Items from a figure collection
--- Start ---

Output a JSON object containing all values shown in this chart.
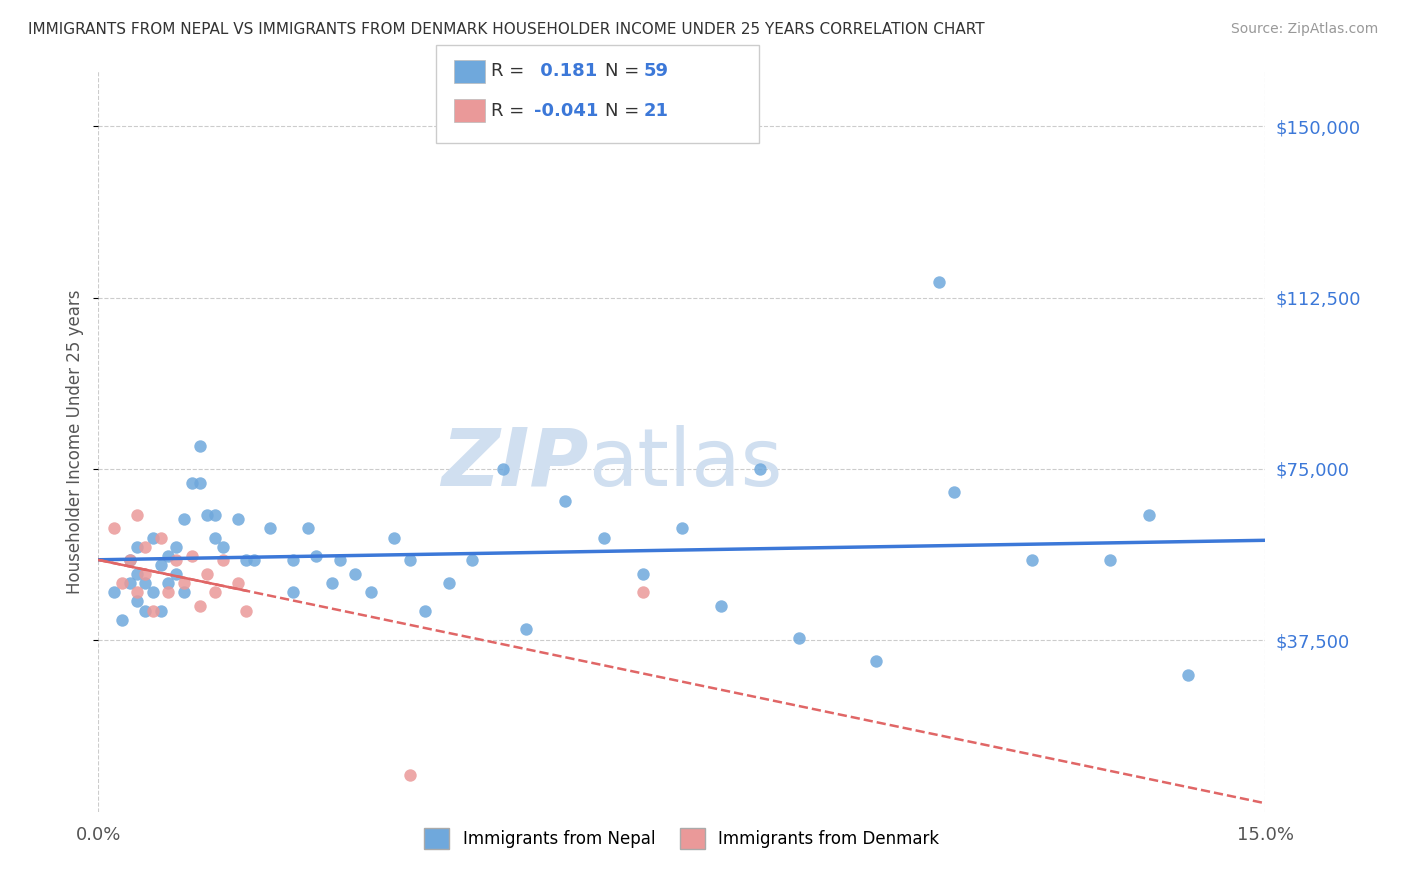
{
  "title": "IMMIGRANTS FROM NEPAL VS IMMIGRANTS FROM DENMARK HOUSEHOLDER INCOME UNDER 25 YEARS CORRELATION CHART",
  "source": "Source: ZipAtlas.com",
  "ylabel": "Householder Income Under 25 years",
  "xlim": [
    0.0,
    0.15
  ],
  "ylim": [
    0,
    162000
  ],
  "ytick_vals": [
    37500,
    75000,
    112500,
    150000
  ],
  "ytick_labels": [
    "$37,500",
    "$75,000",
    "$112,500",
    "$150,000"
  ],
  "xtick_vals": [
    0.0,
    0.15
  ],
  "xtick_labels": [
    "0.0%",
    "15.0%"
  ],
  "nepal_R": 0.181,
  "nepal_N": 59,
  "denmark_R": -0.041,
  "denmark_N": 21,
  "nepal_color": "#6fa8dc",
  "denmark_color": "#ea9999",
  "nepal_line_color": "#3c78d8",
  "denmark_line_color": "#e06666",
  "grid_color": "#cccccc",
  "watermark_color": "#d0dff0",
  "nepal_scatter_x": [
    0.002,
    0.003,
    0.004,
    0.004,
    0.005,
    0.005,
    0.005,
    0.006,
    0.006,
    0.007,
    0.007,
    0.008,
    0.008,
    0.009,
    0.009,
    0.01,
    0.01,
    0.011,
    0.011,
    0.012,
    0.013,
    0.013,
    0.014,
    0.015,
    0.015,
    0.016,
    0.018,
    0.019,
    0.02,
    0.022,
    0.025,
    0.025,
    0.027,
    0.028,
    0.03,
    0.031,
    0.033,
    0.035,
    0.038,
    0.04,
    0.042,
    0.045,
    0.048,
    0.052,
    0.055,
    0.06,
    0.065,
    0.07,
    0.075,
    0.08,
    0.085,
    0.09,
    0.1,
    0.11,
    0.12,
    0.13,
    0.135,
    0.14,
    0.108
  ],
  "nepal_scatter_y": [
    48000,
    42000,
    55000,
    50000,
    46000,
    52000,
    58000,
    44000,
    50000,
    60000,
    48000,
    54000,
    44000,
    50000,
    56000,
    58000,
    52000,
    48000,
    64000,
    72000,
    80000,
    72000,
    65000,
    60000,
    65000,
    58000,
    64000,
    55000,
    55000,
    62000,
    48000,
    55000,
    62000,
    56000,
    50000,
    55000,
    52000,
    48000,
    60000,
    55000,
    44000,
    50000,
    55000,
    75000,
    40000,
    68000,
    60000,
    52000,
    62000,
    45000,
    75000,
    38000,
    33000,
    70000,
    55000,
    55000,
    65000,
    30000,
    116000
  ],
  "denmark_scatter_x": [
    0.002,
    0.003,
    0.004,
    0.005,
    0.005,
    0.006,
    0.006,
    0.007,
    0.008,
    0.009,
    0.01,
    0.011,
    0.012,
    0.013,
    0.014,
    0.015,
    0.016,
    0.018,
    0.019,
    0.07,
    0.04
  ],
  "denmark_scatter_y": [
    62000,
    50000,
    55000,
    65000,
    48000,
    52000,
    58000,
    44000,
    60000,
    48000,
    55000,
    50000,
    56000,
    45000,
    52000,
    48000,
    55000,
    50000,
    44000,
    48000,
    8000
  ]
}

--- End ---
--- Start ---

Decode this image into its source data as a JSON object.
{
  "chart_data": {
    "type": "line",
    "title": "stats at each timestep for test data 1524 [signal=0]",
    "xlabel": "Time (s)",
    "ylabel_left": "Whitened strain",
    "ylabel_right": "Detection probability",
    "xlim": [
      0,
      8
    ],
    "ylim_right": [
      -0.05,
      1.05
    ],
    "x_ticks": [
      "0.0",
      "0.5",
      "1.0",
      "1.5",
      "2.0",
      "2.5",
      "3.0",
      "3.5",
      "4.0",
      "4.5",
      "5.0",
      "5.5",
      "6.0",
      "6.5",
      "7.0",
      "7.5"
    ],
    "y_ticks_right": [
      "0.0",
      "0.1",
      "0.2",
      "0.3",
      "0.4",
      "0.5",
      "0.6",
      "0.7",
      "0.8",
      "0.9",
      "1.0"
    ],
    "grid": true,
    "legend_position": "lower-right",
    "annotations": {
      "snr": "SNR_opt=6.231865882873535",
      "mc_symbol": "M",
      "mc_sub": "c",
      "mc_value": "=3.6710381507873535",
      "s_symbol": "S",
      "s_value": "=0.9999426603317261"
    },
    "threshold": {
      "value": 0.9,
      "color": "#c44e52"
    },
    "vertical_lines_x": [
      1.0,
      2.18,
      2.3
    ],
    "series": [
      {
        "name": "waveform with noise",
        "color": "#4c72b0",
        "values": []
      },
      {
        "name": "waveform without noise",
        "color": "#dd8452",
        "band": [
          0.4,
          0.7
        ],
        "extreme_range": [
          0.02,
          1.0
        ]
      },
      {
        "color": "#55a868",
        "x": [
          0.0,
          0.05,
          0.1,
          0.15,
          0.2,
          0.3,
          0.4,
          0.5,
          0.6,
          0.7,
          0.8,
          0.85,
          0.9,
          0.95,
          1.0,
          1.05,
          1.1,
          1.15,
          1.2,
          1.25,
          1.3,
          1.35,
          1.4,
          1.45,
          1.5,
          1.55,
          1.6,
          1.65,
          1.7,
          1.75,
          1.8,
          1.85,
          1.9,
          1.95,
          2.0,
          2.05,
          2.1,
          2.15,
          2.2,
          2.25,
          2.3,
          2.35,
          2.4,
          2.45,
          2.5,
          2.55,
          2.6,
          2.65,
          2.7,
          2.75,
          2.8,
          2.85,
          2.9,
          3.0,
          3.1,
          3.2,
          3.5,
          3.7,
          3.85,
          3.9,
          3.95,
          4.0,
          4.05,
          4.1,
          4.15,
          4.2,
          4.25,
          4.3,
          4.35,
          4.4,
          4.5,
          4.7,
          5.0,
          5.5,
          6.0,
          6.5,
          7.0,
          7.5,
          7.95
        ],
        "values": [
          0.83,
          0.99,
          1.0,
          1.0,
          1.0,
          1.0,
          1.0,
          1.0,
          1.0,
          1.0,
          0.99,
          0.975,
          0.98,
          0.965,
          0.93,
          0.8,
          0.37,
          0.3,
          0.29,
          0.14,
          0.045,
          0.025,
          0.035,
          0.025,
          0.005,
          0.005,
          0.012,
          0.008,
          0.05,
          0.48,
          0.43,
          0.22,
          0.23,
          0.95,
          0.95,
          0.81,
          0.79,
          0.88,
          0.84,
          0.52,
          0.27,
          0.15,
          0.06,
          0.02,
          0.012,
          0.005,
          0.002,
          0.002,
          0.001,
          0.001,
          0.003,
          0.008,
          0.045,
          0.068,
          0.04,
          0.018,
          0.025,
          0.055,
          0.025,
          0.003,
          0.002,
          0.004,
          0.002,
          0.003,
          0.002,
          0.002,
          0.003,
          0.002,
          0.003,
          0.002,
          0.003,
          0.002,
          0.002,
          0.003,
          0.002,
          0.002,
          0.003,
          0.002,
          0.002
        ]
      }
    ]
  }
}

--- End ---

Work to complete: Copy every line of the listing that contains the word "object".

Answer in full:
Output a JSON object containing all values shown in this chart.
Decode this image into its source data as a JSON object.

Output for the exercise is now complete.